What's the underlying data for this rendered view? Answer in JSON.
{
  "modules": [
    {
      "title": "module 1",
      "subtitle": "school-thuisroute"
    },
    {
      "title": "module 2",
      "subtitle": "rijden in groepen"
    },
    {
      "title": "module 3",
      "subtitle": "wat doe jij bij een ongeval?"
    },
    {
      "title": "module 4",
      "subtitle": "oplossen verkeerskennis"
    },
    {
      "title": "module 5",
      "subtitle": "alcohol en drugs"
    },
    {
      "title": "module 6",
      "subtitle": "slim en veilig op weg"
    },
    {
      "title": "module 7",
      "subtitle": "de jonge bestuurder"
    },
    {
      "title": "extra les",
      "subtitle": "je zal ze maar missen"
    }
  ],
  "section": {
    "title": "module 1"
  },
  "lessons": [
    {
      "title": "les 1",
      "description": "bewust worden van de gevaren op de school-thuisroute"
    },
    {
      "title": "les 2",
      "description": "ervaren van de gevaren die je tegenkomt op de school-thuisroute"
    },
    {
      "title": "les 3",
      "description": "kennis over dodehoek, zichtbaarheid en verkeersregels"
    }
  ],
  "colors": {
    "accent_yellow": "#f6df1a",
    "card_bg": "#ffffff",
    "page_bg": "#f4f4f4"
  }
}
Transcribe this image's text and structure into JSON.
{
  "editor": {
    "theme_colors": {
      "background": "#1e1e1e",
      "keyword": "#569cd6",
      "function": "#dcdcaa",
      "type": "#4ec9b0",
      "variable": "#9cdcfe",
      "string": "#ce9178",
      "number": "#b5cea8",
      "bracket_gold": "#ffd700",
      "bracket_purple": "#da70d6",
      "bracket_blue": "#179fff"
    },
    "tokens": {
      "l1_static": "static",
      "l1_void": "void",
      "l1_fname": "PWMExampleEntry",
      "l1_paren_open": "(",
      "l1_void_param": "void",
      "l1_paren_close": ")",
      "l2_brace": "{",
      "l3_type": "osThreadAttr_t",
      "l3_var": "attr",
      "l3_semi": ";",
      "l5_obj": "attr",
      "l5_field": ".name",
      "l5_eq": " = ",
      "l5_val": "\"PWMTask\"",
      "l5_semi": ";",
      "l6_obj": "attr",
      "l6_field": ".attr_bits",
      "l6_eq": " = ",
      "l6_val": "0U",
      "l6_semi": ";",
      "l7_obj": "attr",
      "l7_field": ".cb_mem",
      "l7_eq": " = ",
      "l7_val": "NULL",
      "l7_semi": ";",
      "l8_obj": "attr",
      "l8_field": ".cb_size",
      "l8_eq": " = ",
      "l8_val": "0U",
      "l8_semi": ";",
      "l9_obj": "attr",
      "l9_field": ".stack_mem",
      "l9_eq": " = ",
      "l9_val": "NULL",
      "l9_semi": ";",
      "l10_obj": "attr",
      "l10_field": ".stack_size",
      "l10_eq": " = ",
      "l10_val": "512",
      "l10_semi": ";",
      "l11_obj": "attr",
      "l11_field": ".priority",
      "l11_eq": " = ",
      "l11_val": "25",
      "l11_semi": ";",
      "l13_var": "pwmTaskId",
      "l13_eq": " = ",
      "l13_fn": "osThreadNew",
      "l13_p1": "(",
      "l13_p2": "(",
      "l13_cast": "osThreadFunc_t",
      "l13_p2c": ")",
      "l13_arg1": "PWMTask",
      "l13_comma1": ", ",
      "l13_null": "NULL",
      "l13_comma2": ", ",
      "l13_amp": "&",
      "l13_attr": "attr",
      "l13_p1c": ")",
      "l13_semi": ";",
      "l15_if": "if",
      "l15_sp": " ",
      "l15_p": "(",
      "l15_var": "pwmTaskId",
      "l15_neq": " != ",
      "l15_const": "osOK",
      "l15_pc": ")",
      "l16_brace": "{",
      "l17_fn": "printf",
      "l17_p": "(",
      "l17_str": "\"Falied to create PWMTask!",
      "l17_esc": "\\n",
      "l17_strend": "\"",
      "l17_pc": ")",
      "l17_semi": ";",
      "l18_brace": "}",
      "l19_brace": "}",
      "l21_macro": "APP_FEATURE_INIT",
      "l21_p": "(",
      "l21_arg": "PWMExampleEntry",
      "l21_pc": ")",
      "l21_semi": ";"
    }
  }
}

——

## Exercise instructions
Copy out each line of the listing that holds "PWMExampleEntry".

## Finished task
      "l1_fname": "PWMExampleEntry",
      "l21_arg": "PWMExampleEntry",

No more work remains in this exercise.